**Goal**
All entries below need to be written out exactly, but without their pictures.

**Records shown**
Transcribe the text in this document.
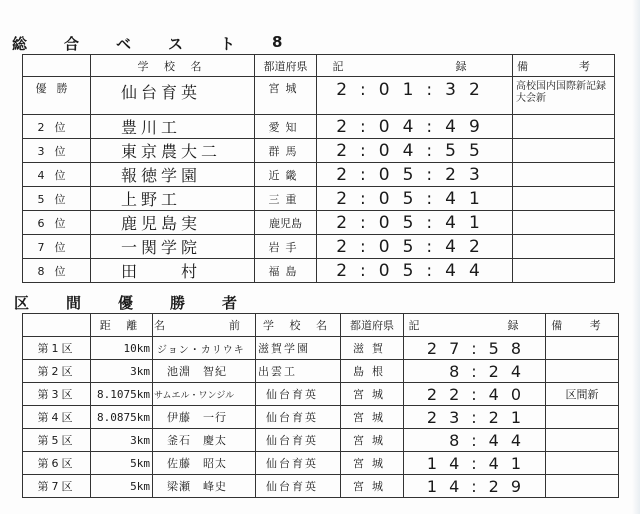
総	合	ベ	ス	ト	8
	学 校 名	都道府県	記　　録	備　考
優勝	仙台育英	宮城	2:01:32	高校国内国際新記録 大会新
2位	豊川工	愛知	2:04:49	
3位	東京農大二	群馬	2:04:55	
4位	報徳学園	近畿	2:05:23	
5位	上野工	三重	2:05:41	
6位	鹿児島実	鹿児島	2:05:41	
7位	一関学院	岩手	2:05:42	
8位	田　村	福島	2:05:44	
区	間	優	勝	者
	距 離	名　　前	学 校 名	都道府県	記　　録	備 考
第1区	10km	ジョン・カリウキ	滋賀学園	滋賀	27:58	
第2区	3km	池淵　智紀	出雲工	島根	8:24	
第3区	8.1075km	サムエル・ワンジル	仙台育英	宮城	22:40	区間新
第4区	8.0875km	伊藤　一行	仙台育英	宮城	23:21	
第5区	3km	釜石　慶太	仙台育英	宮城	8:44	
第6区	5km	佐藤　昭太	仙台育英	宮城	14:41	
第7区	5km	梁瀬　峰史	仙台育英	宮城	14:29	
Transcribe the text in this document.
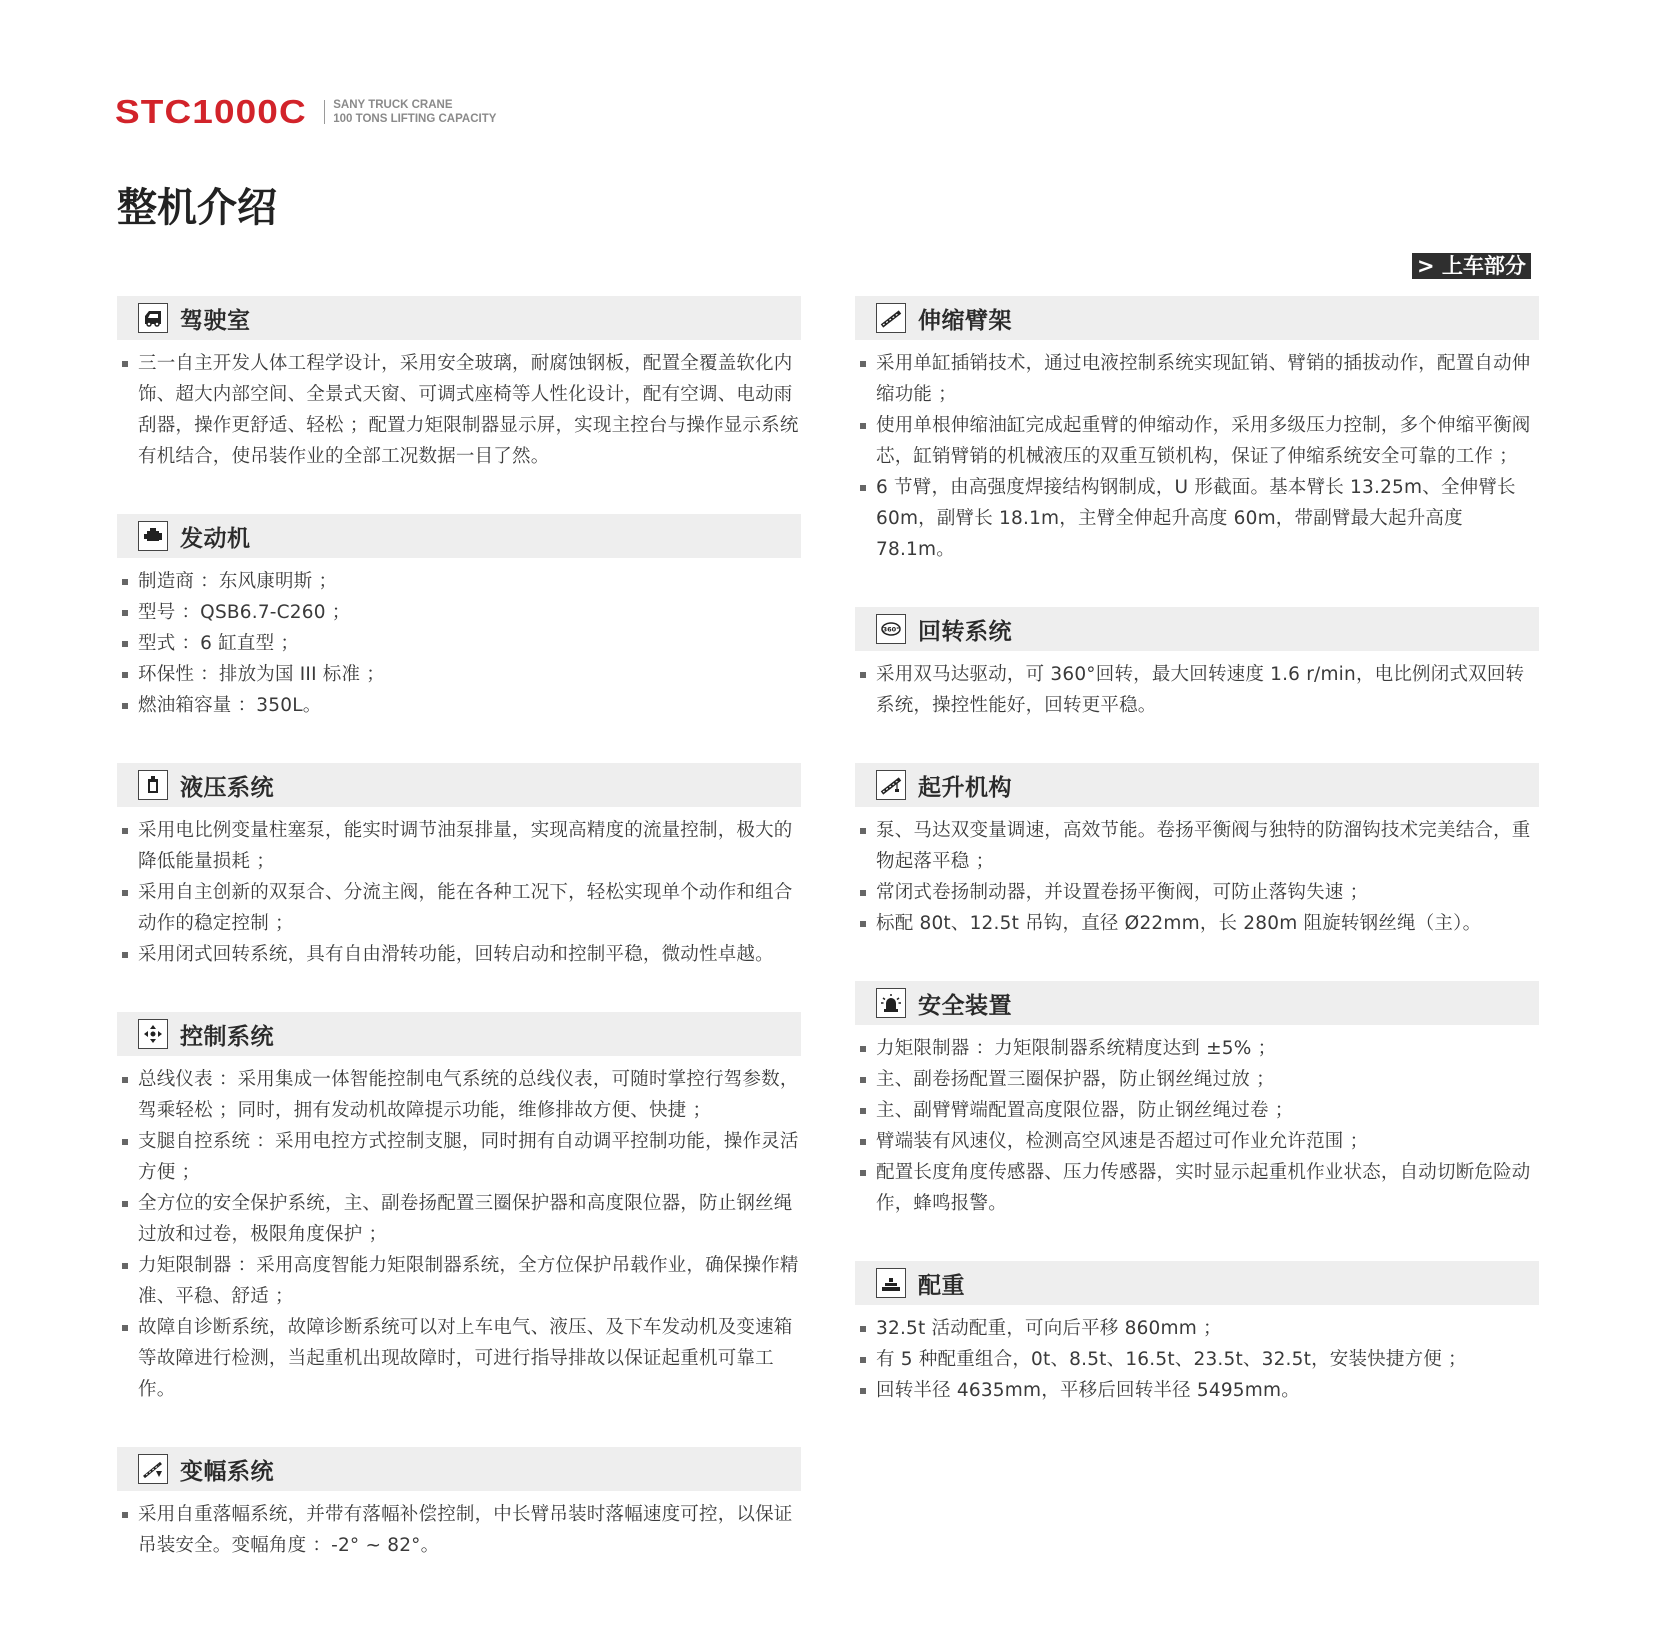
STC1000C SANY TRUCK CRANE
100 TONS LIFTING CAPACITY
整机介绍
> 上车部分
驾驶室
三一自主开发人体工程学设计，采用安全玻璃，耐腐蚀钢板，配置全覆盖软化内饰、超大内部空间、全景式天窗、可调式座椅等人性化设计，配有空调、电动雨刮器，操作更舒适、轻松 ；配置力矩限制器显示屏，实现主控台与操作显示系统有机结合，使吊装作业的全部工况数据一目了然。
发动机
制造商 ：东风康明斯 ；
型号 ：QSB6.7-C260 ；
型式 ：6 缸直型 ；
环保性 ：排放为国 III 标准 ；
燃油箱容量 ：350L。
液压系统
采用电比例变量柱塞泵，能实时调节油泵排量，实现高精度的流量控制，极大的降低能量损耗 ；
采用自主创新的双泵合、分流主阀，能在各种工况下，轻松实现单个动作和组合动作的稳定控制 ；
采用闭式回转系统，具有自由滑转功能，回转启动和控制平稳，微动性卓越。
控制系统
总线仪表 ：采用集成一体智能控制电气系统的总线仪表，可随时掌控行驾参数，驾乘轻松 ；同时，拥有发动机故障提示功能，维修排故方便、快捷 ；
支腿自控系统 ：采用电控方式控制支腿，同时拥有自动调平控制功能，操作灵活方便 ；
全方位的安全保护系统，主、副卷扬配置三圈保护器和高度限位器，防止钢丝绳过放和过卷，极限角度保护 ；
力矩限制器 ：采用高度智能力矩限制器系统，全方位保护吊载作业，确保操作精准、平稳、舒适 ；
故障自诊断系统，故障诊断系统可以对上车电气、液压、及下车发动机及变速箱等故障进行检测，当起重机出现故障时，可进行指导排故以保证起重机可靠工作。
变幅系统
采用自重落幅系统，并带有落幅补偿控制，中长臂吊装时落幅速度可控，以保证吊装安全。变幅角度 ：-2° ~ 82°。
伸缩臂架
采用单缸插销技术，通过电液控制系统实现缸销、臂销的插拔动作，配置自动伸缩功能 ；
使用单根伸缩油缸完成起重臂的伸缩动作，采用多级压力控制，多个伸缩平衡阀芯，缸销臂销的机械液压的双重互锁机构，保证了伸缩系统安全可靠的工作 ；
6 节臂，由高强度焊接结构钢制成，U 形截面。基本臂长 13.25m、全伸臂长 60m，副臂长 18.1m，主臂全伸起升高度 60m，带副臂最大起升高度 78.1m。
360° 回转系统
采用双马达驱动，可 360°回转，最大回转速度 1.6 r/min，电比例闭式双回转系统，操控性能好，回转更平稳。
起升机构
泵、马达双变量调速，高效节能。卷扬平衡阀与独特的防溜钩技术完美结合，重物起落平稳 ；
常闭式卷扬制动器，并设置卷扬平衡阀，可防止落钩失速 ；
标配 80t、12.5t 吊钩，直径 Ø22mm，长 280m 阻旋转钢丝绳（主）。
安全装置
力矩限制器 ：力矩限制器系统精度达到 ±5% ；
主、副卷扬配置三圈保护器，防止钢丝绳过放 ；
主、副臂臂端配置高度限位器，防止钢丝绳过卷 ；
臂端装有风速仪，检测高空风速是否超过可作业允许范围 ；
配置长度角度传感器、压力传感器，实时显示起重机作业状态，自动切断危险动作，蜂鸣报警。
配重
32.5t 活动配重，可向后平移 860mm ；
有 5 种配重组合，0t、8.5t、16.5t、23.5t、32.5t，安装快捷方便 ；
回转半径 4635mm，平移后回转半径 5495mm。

**Task solution**
Transcribe the text in this document.
総	合	ベ	ス	ト	8
	学 校 名	都道府県	記　　録	備　考
優勝	仙台育英	宮城	2:01:32	高校国内国際新記録 大会新
2位	豊川工	愛知	2:04:49	
3位	東京農大二	群馬	2:04:55	
4位	報徳学園	近畿	2:05:23	
5位	上野工	三重	2:05:41	
6位	鹿児島実	鹿児島	2:05:41	
7位	一関学院	岩手	2:05:42	
8位	田　村	福島	2:05:44	
区	間	優	勝	者
	距 離	名　　前	学 校 名	都道府県	記　　録	備 考
第1区	10km	ジョン・カリウキ	滋賀学園	滋賀	27:58	
第2区	3km	池淵　智紀	出雲工	島根	8:24	
第3区	8.1075km	サムエル・ワンジル	仙台育英	宮城	22:40	区間新
第4区	8.0875km	伊藤　一行	仙台育英	宮城	23:21	
第5区	3km	釜石　慶太	仙台育英	宮城	8:44	
第6区	5km	佐藤　昭太	仙台育英	宮城	14:41	
第7区	5km	梁瀬　峰史	仙台育英	宮城	14:29	
Transcribe the text in this document.
STC1000C SANY TRUCK CRANE
100 TONS LIFTING CAPACITY
整机介绍
> 上车部分
驾驶室
三一自主开发人体工程学设计，采用安全玻璃，耐腐蚀钢板，配置全覆盖软化内饰、超大内部空间、全景式天窗、可调式座椅等人性化设计，配有空调、电动雨刮器，操作更舒适、轻松 ；配置力矩限制器显示屏，实现主控台与操作显示系统有机结合，使吊装作业的全部工况数据一目了然。
发动机
制造商 ：东风康明斯 ；
型号 ：QSB6.7-C260 ；
型式 ：6 缸直型 ；
环保性 ：排放为国 III 标准 ；
燃油箱容量 ：350L。
液压系统
采用电比例变量柱塞泵，能实时调节油泵排量，实现高精度的流量控制，极大的降低能量损耗 ；
采用自主创新的双泵合、分流主阀，能在各种工况下，轻松实现单个动作和组合动作的稳定控制 ；
采用闭式回转系统，具有自由滑转功能，回转启动和控制平稳，微动性卓越。
控制系统
总线仪表 ：采用集成一体智能控制电气系统的总线仪表，可随时掌控行驾参数，驾乘轻松 ；同时，拥有发动机故障提示功能，维修排故方便、快捷 ；
支腿自控系统 ：采用电控方式控制支腿，同时拥有自动调平控制功能，操作灵活方便 ；
全方位的安全保护系统，主、副卷扬配置三圈保护器和高度限位器，防止钢丝绳过放和过卷，极限角度保护 ；
力矩限制器 ：采用高度智能力矩限制器系统，全方位保护吊载作业，确保操作精准、平稳、舒适 ；
故障自诊断系统，故障诊断系统可以对上车电气、液压、及下车发动机及变速箱等故障进行检测，当起重机出现故障时，可进行指导排故以保证起重机可靠工作。
变幅系统
采用自重落幅系统，并带有落幅补偿控制，中长臂吊装时落幅速度可控，以保证吊装安全。变幅角度 ：-2° ~ 82°。
伸缩臂架
采用单缸插销技术，通过电液控制系统实现缸销、臂销的插拔动作，配置自动伸缩功能 ；
使用单根伸缩油缸完成起重臂的伸缩动作，采用多级压力控制，多个伸缩平衡阀芯，缸销臂销的机械液压的双重互锁机构，保证了伸缩系统安全可靠的工作 ；
6 节臂，由高强度焊接结构钢制成，U 形截面。基本臂长 13.25m、全伸臂长 60m，副臂长 18.1m，主臂全伸起升高度 60m，带副臂最大起升高度 78.1m。
360° 回转系统
采用双马达驱动，可 360°回转，最大回转速度 1.6 r/min，电比例闭式双回转系统，操控性能好，回转更平稳。
起升机构
泵、马达双变量调速，高效节能。卷扬平衡阀与独特的防溜钩技术完美结合，重物起落平稳 ；
常闭式卷扬制动器，并设置卷扬平衡阀，可防止落钩失速 ；
标配 80t、12.5t 吊钩，直径 Ø22mm，长 280m 阻旋转钢丝绳（主）。
安全装置
力矩限制器 ：力矩限制器系统精度达到 ±5% ；
主、副卷扬配置三圈保护器，防止钢丝绳过放 ；
主、副臂臂端配置高度限位器，防止钢丝绳过卷 ；
臂端装有风速仪，检测高空风速是否超过可作业允许范围 ；
配置长度角度传感器、压力传感器，实时显示起重机作业状态，自动切断危险动作，蜂鸣报警。
配重
32.5t 活动配重，可向后平移 860mm ；
有 5 种配重组合，0t、8.5t、16.5t、23.5t、32.5t，安装快捷方便 ；
回转半径 4635mm，平移后回转半径 5495mm。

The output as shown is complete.